* **Text for analysis**
= Beginning of Section =
2011 did not see any DC area records for snowfall, but we did have one memorably harsh snowstorm that snarled traffic for hours, and stranded many people overnight. Dropping bad snow on top of worse, it hit just before rush hour, creating impossible driving conditions in much of the DC area, which many police and bus drivers were quoted as saying were the worst that they’d ever seen. The heavier snows the previous years had not resulted in as many power outages (650,000) nor had they resulted in 8 hour commuting times.
The blizzard of late January 2011 did result in record snow falls for NYC. They were still shoveling the place out when Elizabeth and I arrived a couple days later to celebrate our anniversary. We’d already spent a very cold January day in Ohio, meeting Sam the builder, Sheldon the excavator, and several other interested parties as we decided exactly where to put the cabin. This was followed by a miserably rainy day in February while I followed the surveyors around the northern and eastern boundary of our property. Both of those trips were punctuated by memorably snowy evenings in the Millersburg Comfort Inn, watching the pickup trucks sliding around SR 83.
After last year’s early and short spring, I started my vegetable garden on March 1, and planted my tomatoes and squash early. The spring garden had a bumper crop of peas, spinach and lettuce, the last of which was pretty much gone by June. Meanwhile, the country was experiencing its worst ever outbreak of tornadoes from April 25-28. I watched the Weather Channel in morbid fascination as a deadly tornado raked across the northern side of Birmingham, Alabama. Heroic work by the National Weather Service and local media meant sufficient warning so that the highest ever level of tornado damage was not accompanied by the highest level of tornado fatalities.
= End of Section =
* **Problem to work on**
Return the portion of the passage on 2011 weather from "The blizzard of" up to and including "around SR 83.", copied word for word. The records are drawn from a separate source.

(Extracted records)
= Beginning of Section =
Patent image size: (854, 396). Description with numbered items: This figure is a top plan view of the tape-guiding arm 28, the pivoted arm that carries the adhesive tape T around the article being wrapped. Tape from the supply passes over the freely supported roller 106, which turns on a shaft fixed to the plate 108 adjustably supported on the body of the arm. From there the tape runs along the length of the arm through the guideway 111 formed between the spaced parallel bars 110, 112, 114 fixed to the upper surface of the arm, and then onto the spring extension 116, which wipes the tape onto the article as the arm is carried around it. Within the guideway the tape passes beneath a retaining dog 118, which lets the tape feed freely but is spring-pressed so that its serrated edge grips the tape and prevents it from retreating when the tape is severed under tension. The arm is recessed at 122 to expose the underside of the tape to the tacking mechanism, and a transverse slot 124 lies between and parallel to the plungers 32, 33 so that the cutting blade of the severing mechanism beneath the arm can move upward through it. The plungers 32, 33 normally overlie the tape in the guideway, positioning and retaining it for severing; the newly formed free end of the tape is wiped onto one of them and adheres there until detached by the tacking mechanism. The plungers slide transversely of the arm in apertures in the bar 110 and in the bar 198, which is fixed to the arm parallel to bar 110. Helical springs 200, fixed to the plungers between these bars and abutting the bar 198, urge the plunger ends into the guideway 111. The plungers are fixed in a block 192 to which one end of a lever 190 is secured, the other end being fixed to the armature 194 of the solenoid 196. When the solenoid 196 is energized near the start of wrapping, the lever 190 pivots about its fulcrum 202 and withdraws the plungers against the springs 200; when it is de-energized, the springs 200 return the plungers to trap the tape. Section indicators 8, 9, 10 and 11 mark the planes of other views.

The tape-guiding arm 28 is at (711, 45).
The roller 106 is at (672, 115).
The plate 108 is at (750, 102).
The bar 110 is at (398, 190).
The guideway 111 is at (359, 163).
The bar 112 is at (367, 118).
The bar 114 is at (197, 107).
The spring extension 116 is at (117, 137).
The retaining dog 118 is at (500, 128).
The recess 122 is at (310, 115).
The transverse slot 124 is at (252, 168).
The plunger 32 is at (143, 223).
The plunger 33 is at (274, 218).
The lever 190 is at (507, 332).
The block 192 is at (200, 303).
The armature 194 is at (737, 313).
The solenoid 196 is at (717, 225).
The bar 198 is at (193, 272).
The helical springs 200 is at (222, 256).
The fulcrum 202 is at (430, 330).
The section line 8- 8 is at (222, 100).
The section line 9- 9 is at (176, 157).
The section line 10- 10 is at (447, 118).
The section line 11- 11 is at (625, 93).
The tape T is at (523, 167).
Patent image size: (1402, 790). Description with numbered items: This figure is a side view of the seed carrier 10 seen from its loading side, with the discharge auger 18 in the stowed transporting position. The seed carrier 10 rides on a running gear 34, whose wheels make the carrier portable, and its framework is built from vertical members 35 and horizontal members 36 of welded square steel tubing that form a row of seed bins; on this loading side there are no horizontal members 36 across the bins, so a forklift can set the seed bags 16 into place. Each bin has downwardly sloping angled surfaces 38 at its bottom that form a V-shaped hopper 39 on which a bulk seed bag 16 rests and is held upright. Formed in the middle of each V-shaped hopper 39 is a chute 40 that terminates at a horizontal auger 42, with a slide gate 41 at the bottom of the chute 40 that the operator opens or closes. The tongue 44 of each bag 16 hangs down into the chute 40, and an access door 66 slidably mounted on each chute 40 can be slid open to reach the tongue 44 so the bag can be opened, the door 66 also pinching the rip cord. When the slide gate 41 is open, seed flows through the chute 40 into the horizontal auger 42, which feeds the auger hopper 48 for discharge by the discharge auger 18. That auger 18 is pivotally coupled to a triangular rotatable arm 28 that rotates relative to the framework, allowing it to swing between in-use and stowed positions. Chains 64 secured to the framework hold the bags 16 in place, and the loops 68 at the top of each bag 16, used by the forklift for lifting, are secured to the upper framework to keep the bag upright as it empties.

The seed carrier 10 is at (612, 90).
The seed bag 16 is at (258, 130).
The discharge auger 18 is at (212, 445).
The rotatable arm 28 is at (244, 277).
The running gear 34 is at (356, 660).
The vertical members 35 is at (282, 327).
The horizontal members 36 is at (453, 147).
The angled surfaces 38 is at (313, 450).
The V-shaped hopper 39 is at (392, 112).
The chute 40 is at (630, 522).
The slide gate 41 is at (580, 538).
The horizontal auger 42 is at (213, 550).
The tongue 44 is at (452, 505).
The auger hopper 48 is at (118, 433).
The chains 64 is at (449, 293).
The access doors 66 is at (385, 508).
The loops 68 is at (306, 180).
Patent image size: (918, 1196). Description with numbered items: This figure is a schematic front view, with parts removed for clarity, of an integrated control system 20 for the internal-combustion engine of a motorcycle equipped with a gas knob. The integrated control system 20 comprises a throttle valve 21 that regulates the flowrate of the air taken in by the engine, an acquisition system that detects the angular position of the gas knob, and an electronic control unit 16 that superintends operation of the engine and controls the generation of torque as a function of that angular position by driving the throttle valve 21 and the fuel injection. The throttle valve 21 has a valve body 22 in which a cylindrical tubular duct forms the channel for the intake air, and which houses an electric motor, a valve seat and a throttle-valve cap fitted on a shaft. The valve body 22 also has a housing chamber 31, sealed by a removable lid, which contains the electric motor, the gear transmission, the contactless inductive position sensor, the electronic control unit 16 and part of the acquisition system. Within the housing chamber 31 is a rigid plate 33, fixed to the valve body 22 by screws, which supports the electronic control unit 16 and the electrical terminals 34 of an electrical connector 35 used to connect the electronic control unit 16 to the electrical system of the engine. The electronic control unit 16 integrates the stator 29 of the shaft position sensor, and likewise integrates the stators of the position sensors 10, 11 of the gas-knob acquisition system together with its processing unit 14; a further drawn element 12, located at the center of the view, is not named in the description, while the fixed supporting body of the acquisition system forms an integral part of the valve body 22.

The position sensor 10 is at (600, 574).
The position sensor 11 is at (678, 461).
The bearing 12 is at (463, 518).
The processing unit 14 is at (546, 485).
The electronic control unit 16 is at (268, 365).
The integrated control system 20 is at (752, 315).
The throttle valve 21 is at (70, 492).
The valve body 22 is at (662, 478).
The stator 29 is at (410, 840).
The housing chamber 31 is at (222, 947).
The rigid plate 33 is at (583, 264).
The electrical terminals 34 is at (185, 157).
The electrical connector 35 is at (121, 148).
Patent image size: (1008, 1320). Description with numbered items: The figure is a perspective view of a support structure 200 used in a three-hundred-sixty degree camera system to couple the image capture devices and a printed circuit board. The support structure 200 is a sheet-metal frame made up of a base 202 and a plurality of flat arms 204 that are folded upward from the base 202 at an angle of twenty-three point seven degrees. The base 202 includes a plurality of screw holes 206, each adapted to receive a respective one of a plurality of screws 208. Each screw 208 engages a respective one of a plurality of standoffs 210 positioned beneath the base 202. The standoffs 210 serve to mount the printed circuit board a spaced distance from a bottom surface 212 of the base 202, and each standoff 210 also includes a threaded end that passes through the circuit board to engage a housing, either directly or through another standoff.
= End of Section =
* **Task output**
The blizzard of late January 2011 did result in record snow falls for NYC. They were still shoveling the place out when Elizabeth and I arrived a couple days later to celebrate our anniversary. We’d already spent a very cold January day in Ohio, meeting Sam the builder, Sheldon the excavator, and several other interested parties as we decided exactly where to put the cabin. This was followed by a miserably rainy day in February while I followed the surveyors around the northern and eastern boundary of our property. Both of those trips were punctuated by memorably snowy evenings in the Millersburg Comfort Inn, watching the pickup trucks sliding around SR 83.